- _Your instructions_
Whether an entry is long or short, retype it exactly.
___ Supplied entries
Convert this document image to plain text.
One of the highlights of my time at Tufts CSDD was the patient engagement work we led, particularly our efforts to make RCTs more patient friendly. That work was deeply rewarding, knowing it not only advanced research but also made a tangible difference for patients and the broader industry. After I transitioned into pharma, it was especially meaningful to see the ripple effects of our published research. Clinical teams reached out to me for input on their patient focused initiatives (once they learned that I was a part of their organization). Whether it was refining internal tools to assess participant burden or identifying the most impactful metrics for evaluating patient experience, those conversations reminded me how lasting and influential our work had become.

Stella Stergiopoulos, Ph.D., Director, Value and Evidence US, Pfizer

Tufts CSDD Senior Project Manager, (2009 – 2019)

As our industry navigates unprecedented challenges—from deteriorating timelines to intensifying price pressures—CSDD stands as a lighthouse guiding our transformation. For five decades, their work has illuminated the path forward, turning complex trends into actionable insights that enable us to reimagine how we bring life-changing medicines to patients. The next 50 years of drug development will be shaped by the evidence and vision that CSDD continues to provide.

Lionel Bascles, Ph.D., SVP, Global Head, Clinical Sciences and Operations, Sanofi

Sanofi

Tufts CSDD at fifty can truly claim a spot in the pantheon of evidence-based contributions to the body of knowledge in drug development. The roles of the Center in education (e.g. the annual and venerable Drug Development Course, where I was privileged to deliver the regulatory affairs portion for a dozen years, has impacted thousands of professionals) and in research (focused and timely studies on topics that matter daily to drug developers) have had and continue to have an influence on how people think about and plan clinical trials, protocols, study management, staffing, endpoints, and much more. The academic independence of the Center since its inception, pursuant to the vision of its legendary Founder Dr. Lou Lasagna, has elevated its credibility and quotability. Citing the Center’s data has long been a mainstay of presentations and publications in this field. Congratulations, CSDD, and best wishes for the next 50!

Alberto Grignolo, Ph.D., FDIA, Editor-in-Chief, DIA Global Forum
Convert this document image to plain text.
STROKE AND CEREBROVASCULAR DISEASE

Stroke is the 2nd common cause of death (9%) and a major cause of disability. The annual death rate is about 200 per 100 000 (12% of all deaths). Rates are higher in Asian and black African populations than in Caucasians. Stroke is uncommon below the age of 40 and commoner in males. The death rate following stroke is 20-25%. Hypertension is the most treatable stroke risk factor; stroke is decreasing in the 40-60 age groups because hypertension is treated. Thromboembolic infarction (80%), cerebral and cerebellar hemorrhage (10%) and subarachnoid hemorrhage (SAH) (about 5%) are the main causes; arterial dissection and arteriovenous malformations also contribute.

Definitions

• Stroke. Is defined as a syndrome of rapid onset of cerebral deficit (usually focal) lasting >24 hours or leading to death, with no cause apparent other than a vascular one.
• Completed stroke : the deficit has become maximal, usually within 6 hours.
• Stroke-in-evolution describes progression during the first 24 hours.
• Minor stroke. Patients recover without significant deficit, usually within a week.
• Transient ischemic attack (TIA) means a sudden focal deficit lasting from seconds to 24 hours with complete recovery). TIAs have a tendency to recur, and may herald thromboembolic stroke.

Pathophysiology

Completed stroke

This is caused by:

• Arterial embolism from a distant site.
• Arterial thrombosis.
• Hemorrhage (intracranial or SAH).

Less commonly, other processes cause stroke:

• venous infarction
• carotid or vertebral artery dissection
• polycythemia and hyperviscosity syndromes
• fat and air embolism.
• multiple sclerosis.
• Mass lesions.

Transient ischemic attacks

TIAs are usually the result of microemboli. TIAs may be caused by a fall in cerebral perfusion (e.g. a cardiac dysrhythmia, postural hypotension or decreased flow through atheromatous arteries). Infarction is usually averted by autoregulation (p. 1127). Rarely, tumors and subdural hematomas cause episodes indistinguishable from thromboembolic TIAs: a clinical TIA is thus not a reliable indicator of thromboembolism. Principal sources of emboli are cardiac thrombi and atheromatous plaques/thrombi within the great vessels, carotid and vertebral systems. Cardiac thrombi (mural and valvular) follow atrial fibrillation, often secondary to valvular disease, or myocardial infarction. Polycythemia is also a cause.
______
- _Solution for this task_
Convert this document image to plain text.
One of the highlights of my time at Tufts CSDD was the patient engagement work we led, particularly our efforts to make RCTs more patient friendly. That work was deeply rewarding, knowing it not only advanced research but also made a tangible difference for patients and the broader industry. After I transitioned into pharma, it was especially meaningful to see the ripple effects of our published research. Clinical teams reached out to me for input on their patient focused initiatives (once they learned that I was a part of their organization). Whether it was refining internal tools to assess participant burden or identifying the most impactful metrics for evaluating patient experience, those conversations reminded me how lasting and influential our work had become.

Stella Stergiopoulos, Ph.D., Director, Value and Evidence US, Pfizer

Tufts CSDD Senior Project Manager, (2009 – 2019)

As our industry navigates unprecedented challenges—from deteriorating timelines to intensifying price pressures—CSDD stands as a lighthouse guiding our transformation. For five decades, their work has illuminated the path forward, turning complex trends into actionable insights that enable us to reimagine how we bring life-changing medicines to patients. The next 50 years of drug development will be shaped by the evidence and vision that CSDD continues to provide.

Lionel Bascles, Ph.D., SVP, Global Head, Clinical Sciences and Operations, Sanofi

Sanofi

Tufts CSDD at fifty can truly claim a spot in the pantheon of evidence-based contributions to the body of knowledge in drug development. The roles of the Center in education (e.g. the annual and venerable Drug Development Course, where I was privileged to deliver the regulatory affairs portion for a dozen years, has impacted thousands of professionals) and in research (focused and timely studies on topics that matter daily to drug developers) have had and continue to have an influence on how people think about and plan clinical trials, protocols, study management, staffing, endpoints, and much more. The academic independence of the Center since its inception, pursuant to the vision of its legendary Founder Dr. Lou Lasagna, has elevated its credibility and quotability. Citing the Center’s data has long been a mainstay of presentations and publications in this field. Congratulations, CSDD, and best wishes for the next 50!

Alberto Grignolo, Ph.D., FDIA, Editor-in-Chief, DIA Global Forum
Convert this document image to plain text.
STROKE AND CEREBROVASCULAR DISEASE

Stroke is the 2nd common cause of death (9%) and a major cause of disability. The annual death rate is about 200 per 100 000 (12% of all deaths). Rates are higher in Asian and black African populations than in Caucasians. Stroke is uncommon below the age of 40 and commoner in males. The death rate following stroke is 20-25%. Hypertension is the most treatable stroke risk factor; stroke is decreasing in the 40-60 age groups because hypertension is treated. Thromboembolic infarction (80%), cerebral and cerebellar hemorrhage (10%) and subarachnoid hemorrhage (SAH) (about 5%) are the main causes; arterial dissection and arteriovenous malformations also contribute.

Definitions

• Stroke. Is defined as a syndrome of rapid onset of cerebral deficit (usually focal) lasting >24 hours or leading to death, with no cause apparent other than a vascular one.
• Completed stroke : the deficit has become maximal, usually within 6 hours.
• Stroke-in-evolution describes progression during the first 24 hours.
• Minor stroke. Patients recover without significant deficit, usually within a week.
• Transient ischemic attack (TIA) means a sudden focal deficit lasting from seconds to 24 hours with complete recovery). TIAs have a tendency to recur, and may herald thromboembolic stroke.

Pathophysiology

Completed stroke

This is caused by:

• Arterial embolism from a distant site.
• Arterial thrombosis.
• Hemorrhage (intracranial or SAH).

Less commonly, other processes cause stroke:

• venous infarction
• carotid or vertebral artery dissection
• polycythemia and hyperviscosity syndromes
• fat and air embolism.
• multiple sclerosis.
• Mass lesions.

Transient ischemic attacks

TIAs are usually the result of microemboli. TIAs may be caused by a fall in cerebral perfusion (e.g. a cardiac dysrhythmia, postural hypotension or decreased flow through atheromatous arteries). Infarction is usually averted by autoregulation (p. 1127). Rarely, tumors and subdural hematomas cause episodes indistinguishable from thromboembolic TIAs: a clinical TIA is thus not a reliable indicator of thromboembolism. Principal sources of emboli are cardiac thrombi and atheromatous plaques/thrombi within the great vessels, carotid and vertebral systems. Cardiac thrombi (mural and valvular) follow atrial fibrillation, often secondary to valvular disease, or myocardial infarction. Polycythemia is also a cause.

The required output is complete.